■ SHORT EXERCISE: Copy out, from the entries below, each line holding the string "true".

■ SUPPLIED MATERIAL:

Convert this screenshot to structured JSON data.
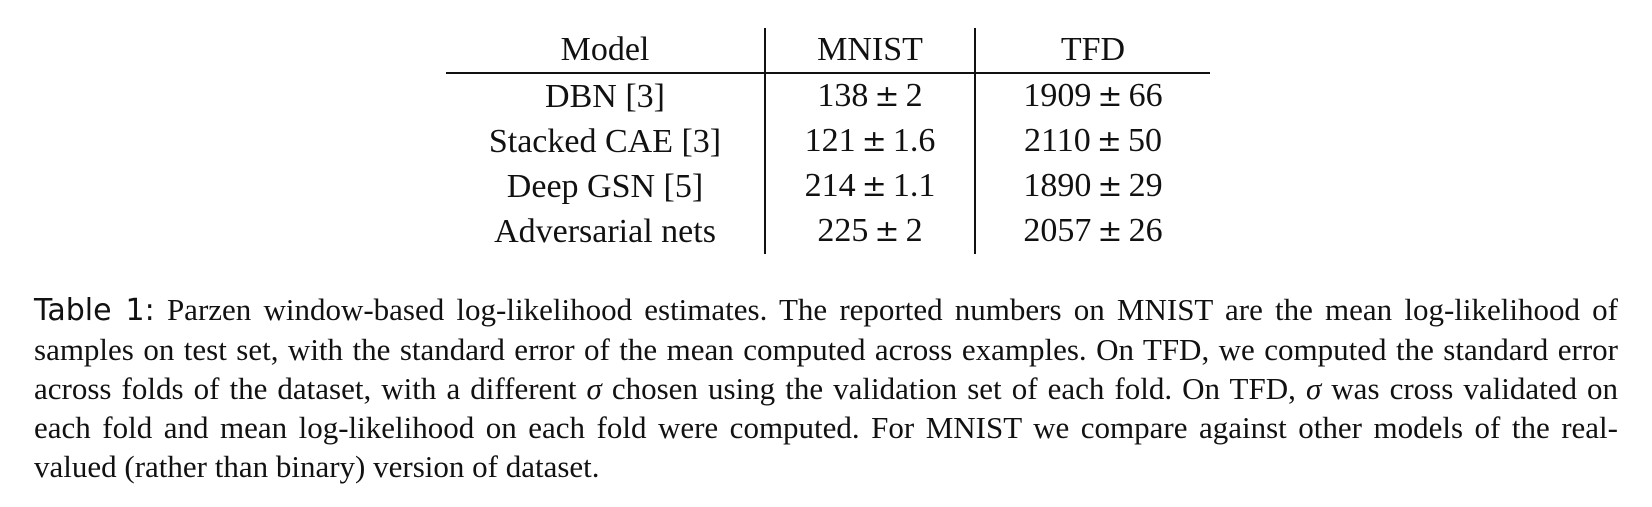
{
  "table": {
    "headers": [
      "Model",
      "MNIST",
      "TFD"
    ],
    "rows": [
      {
        "model": "DBN [3]",
        "mnist_mean": "138",
        "mnist_err": "2",
        "mnist_bold": false,
        "tfd_mean": "1909",
        "tfd_err": "66",
        "tfd_bold": false
      },
      {
        "model": "Stacked CAE [3]",
        "mnist_mean": "121",
        "mnist_err": "1.6",
        "mnist_bold": false,
        "tfd_mean": "2110",
        "tfd_err": "50",
        "tfd_bold": true
      },
      {
        "model": "Deep GSN [5]",
        "mnist_mean": "214",
        "mnist_err": "1.1",
        "mnist_bold": false,
        "tfd_mean": "1890",
        "tfd_err": "29",
        "tfd_bold": false
      },
      {
        "model": "Adversarial nets",
        "mnist_mean": "225",
        "mnist_err": "2",
        "mnist_bold": true,
        "tfd_mean": "2057",
        "tfd_err": "26",
        "tfd_bold": true
      }
    ],
    "pm_symbol": "±"
  },
  "caption": {
    "label": "Table 1:",
    "part1": "Parzen window-based log-likelihood estimates. The reported numbers on MNIST are the mean log-likelihood of samples on test set, with the standard error of the mean computed across examples. On TFD, we computed the standard error across folds of the dataset, with a different",
    "sigma": "σ",
    "part2": "chosen using the validation set of each fold. On TFD,",
    "part3": "was cross validated on each fold and mean log-likelihood on each fold were computed. For MNIST we compare against other models of the real-valued (rather than binary) version of dataset."
  }
}
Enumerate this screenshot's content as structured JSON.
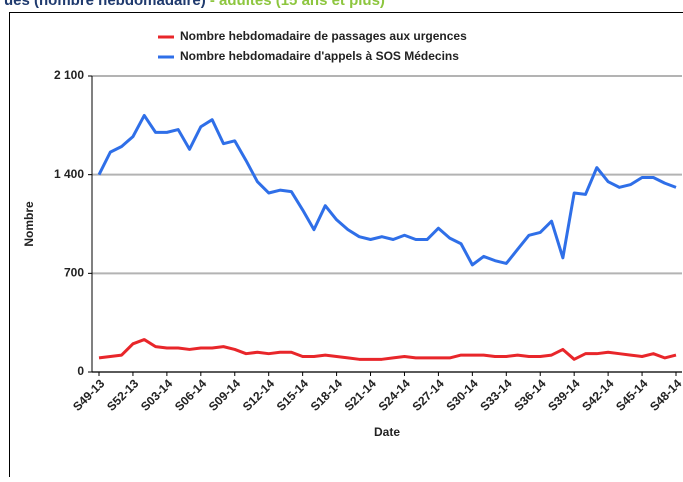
{
  "chart_data": {
    "type": "line",
    "title": "ues (nombre hebdomadaire)",
    "subtitle": "- adultes (15 ans et plus)",
    "x_label": "Date",
    "y_label": "Nombre",
    "categories": [
      "S49-13",
      null,
      null,
      "S52-13",
      null,
      null,
      "S03-14",
      null,
      null,
      "S06-14",
      null,
      null,
      "S09-14",
      null,
      null,
      "S12-14",
      null,
      null,
      "S15-14",
      null,
      null,
      "S18-14",
      null,
      null,
      "S21-14",
      null,
      null,
      "S24-14",
      null,
      null,
      "S27-14",
      null,
      null,
      "S30-14",
      null,
      null,
      "S33-14",
      null,
      null,
      "S36-14",
      null,
      null,
      "S39-14",
      null,
      null,
      "S42-14",
      null,
      null,
      "S45-14",
      null,
      null,
      "S48-14"
    ],
    "series": [
      {
        "name": "Nombre hebdomadaire de passages aux urgences",
        "color": "#e8262a",
        "values": [
          100,
          110,
          120,
          200,
          230,
          180,
          170,
          170,
          160,
          170,
          170,
          180,
          160,
          130,
          140,
          130,
          140,
          140,
          110,
          110,
          120,
          110,
          100,
          90,
          90,
          90,
          100,
          110,
          100,
          100,
          100,
          100,
          120,
          120,
          120,
          110,
          110,
          120,
          110,
          110,
          120,
          160,
          90,
          130,
          130,
          140,
          130,
          120,
          110,
          130,
          100,
          120
        ]
      },
      {
        "name": "Nombre hebdomadaire d'appels à SOS Médecins",
        "color": "#2f6fe8",
        "values": [
          1400,
          1560,
          1600,
          1670,
          1820,
          1700,
          1700,
          1720,
          1580,
          1740,
          1790,
          1620,
          1640,
          1500,
          1350,
          1270,
          1290,
          1280,
          1150,
          1010,
          1180,
          1080,
          1010,
          960,
          940,
          960,
          940,
          970,
          940,
          940,
          1020,
          950,
          910,
          760,
          820,
          790,
          770,
          870,
          970,
          990,
          1070,
          810,
          1270,
          1260,
          1450,
          1350,
          1310,
          1330,
          1380,
          1380,
          1340,
          1310
        ]
      }
    ],
    "ylim": [
      0,
      2100
    ],
    "yticks": [
      0,
      700,
      {
        "value": 1400,
        "label": "1 400"
      },
      {
        "value": 2100,
        "label": "2 100"
      }
    ],
    "grid": true,
    "legend": "top"
  }
}
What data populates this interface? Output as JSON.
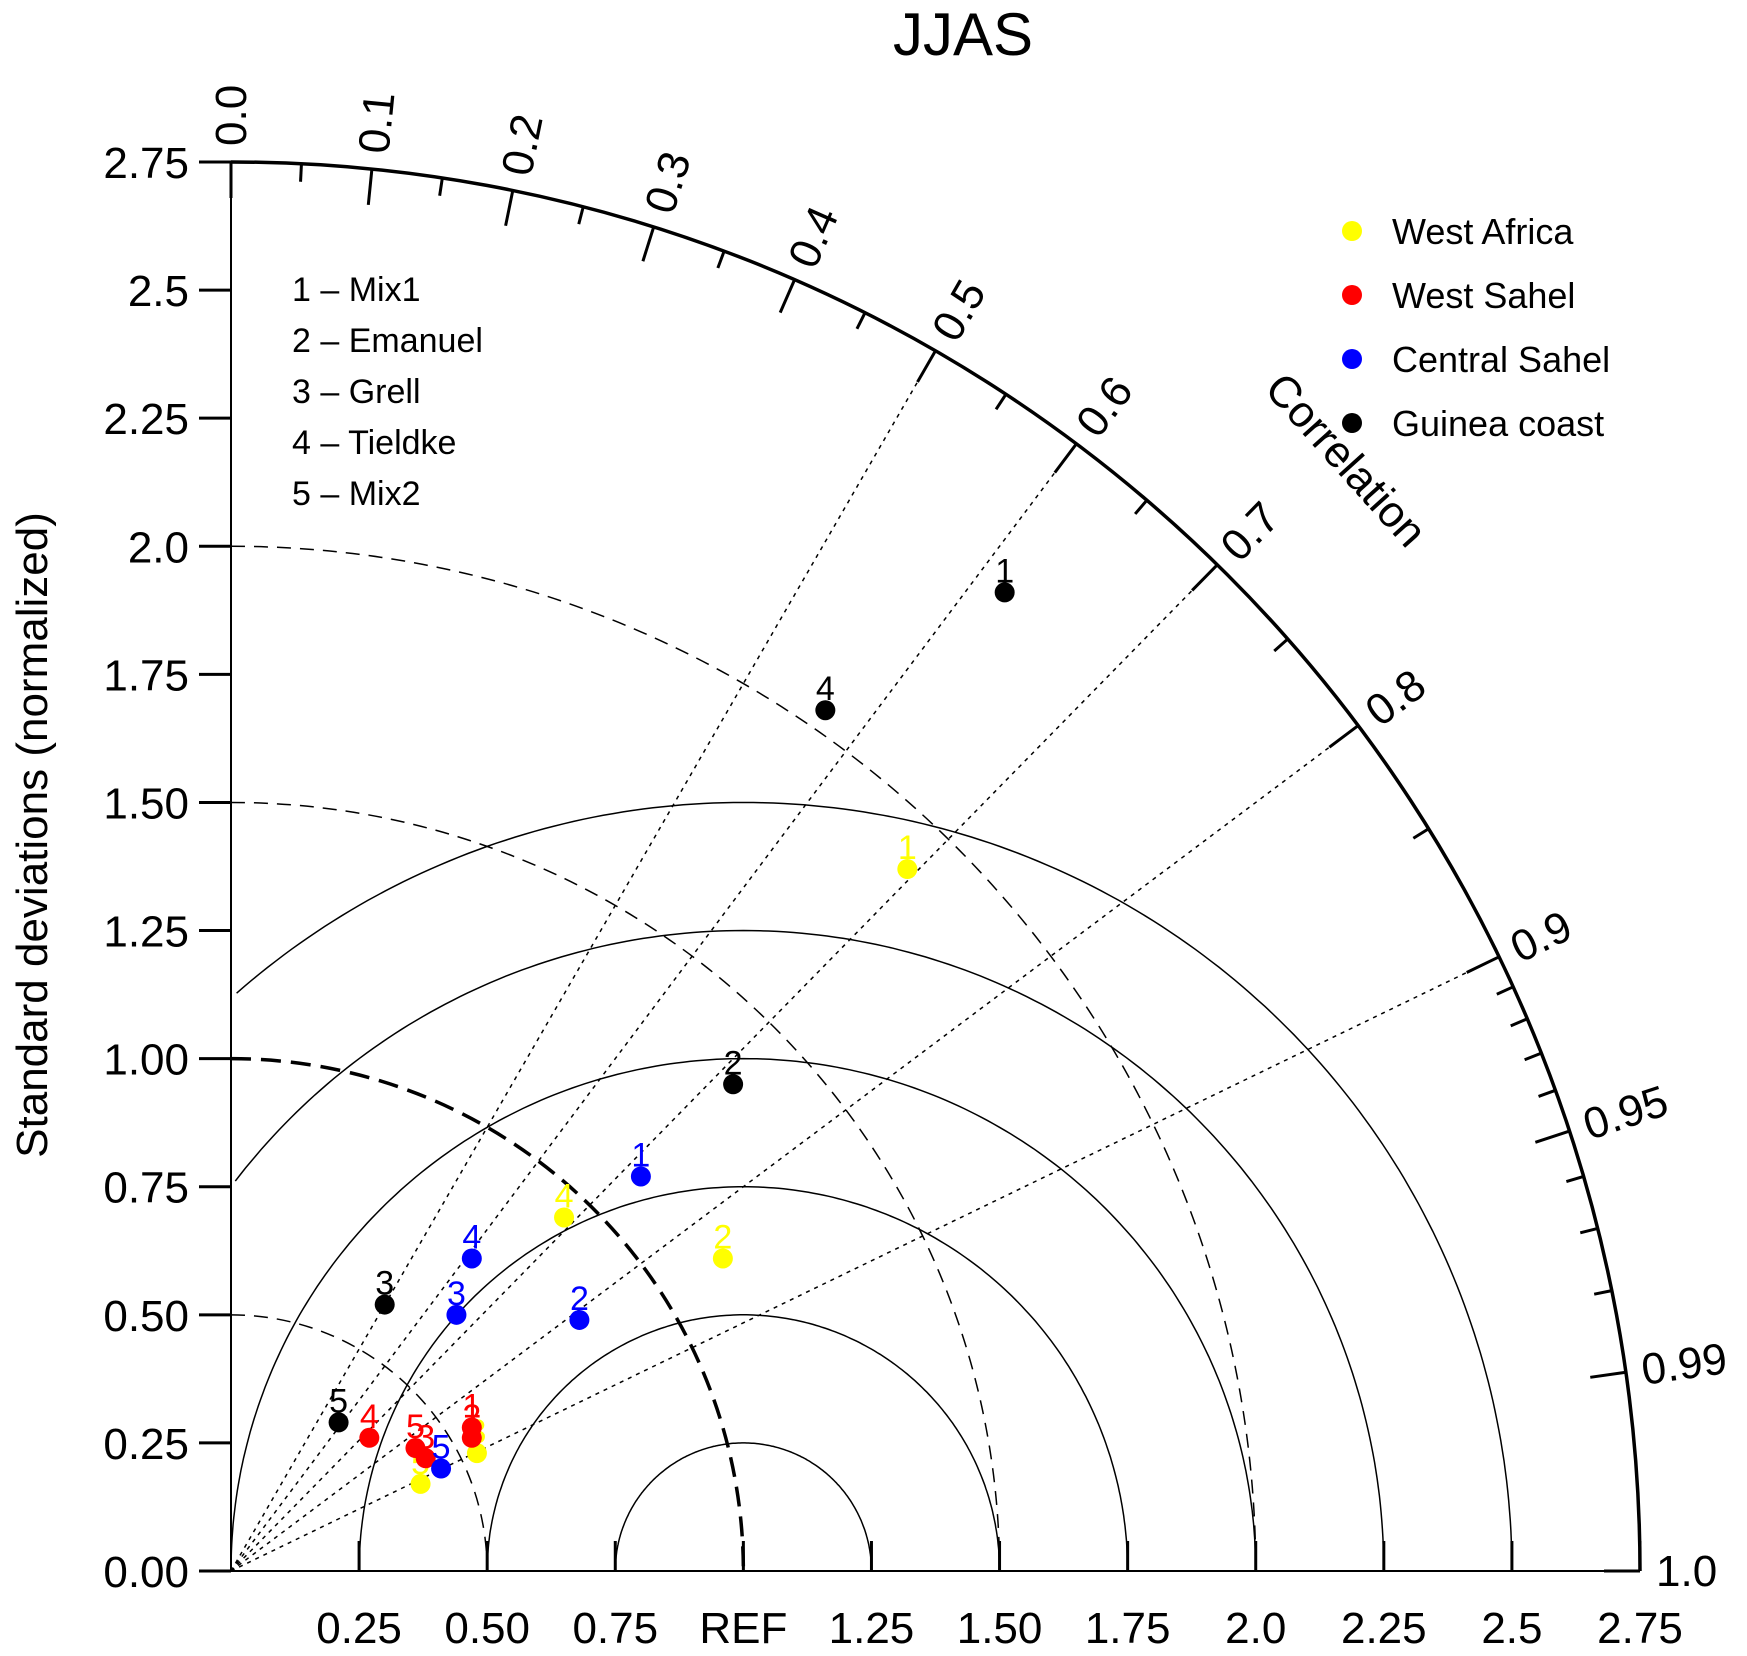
{
  "chart_data": {
    "type": "scatter",
    "subtype": "taylor-diagram",
    "title": "JJAS",
    "ylabel": "Standard deviations (normalized)",
    "arc_label": "Correlation",
    "reference_std": 1.0,
    "ref_label": "REF",
    "std_max": 2.75,
    "std_ticks": [
      "0.00",
      "0.25",
      "0.50",
      "0.75",
      "1.00",
      "1.25",
      "1.50",
      "1.75",
      "2.0",
      "2.25",
      "2.5",
      "2.75"
    ],
    "x_ticks": [
      {
        "value": 0.25,
        "label": "0.25"
      },
      {
        "value": 0.5,
        "label": "0.50"
      },
      {
        "value": 0.75,
        "label": "0.75"
      },
      {
        "value": 1.0,
        "label": "REF"
      },
      {
        "value": 1.25,
        "label": "1.25"
      },
      {
        "value": 1.5,
        "label": "1.50"
      },
      {
        "value": 1.75,
        "label": "1.75"
      },
      {
        "value": 2.0,
        "label": "2.0"
      },
      {
        "value": 2.25,
        "label": "2.25"
      },
      {
        "value": 2.5,
        "label": "2.5"
      },
      {
        "value": 2.75,
        "label": "2.75"
      }
    ],
    "correlation_labels": [
      {
        "value": 0.0,
        "label": "0.0"
      },
      {
        "value": 0.1,
        "label": "0.1"
      },
      {
        "value": 0.2,
        "label": "0.2"
      },
      {
        "value": 0.3,
        "label": "0.3"
      },
      {
        "value": 0.4,
        "label": "0.4"
      },
      {
        "value": 0.5,
        "label": "0.5"
      },
      {
        "value": 0.6,
        "label": "0.6"
      },
      {
        "value": 0.7,
        "label": "0.7"
      },
      {
        "value": 0.8,
        "label": "0.8"
      },
      {
        "value": 0.9,
        "label": "0.9"
      },
      {
        "value": 0.95,
        "label": "0.95"
      },
      {
        "value": 0.99,
        "label": "0.99"
      },
      {
        "value": 1.0,
        "label": "1.0"
      }
    ],
    "correlation_minor_ticks": [
      0.05,
      0.15,
      0.25,
      0.35,
      0.45,
      0.55,
      0.65,
      0.75,
      0.85,
      0.91,
      0.92,
      0.93,
      0.94,
      0.96,
      0.97,
      0.98
    ],
    "correlation_radials": [
      0.5,
      0.6,
      0.7,
      0.8,
      0.9
    ],
    "std_dashed_arcs": [
      0.5,
      1.5,
      2.0
    ],
    "rms_circles": [
      0.25,
      0.5,
      0.75,
      1.0,
      1.25,
      1.5
    ],
    "model_key": [
      "1 – Mix1",
      "2 – Emanuel",
      "3 – Grell",
      "4 – Tieldke",
      "5 – Mix2"
    ],
    "series": [
      {
        "name": "West Africa",
        "color": "#ffff00",
        "points": [
          {
            "label": "1",
            "x": 1.32,
            "y": 1.37
          },
          {
            "label": "2",
            "x": 0.96,
            "y": 0.61
          },
          {
            "label": "3",
            "x": 0.48,
            "y": 0.23
          },
          {
            "label": "4",
            "x": 0.65,
            "y": 0.69
          },
          {
            "label": "5",
            "x": 0.37,
            "y": 0.17
          }
        ]
      },
      {
        "name": "West Sahel",
        "color": "#ff0000",
        "points": [
          {
            "label": "1",
            "x": 0.47,
            "y": 0.28
          },
          {
            "label": "2",
            "x": 0.47,
            "y": 0.26
          },
          {
            "label": "3",
            "x": 0.38,
            "y": 0.22
          },
          {
            "label": "4",
            "x": 0.27,
            "y": 0.26
          },
          {
            "label": "5",
            "x": 0.36,
            "y": 0.24
          }
        ]
      },
      {
        "name": "Central Sahel",
        "color": "#0000ff",
        "points": [
          {
            "label": "1",
            "x": 0.8,
            "y": 0.77
          },
          {
            "label": "2",
            "x": 0.68,
            "y": 0.49
          },
          {
            "label": "3",
            "x": 0.44,
            "y": 0.5
          },
          {
            "label": "4",
            "x": 0.47,
            "y": 0.61
          },
          {
            "label": "5",
            "x": 0.41,
            "y": 0.2
          }
        ]
      },
      {
        "name": "Guinea coast",
        "color": "#000000",
        "points": [
          {
            "label": "1",
            "x": 1.51,
            "y": 1.91
          },
          {
            "label": "2",
            "x": 0.98,
            "y": 0.95
          },
          {
            "label": "3",
            "x": 0.3,
            "y": 0.52
          },
          {
            "label": "4",
            "x": 1.16,
            "y": 1.68
          },
          {
            "label": "5",
            "x": 0.21,
            "y": 0.29
          }
        ]
      }
    ]
  }
}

■ TASK RESPONSE:
        "tfd_bold": true
        "mnist_bold": true,
        "tfd_bold": true
    "grid": true,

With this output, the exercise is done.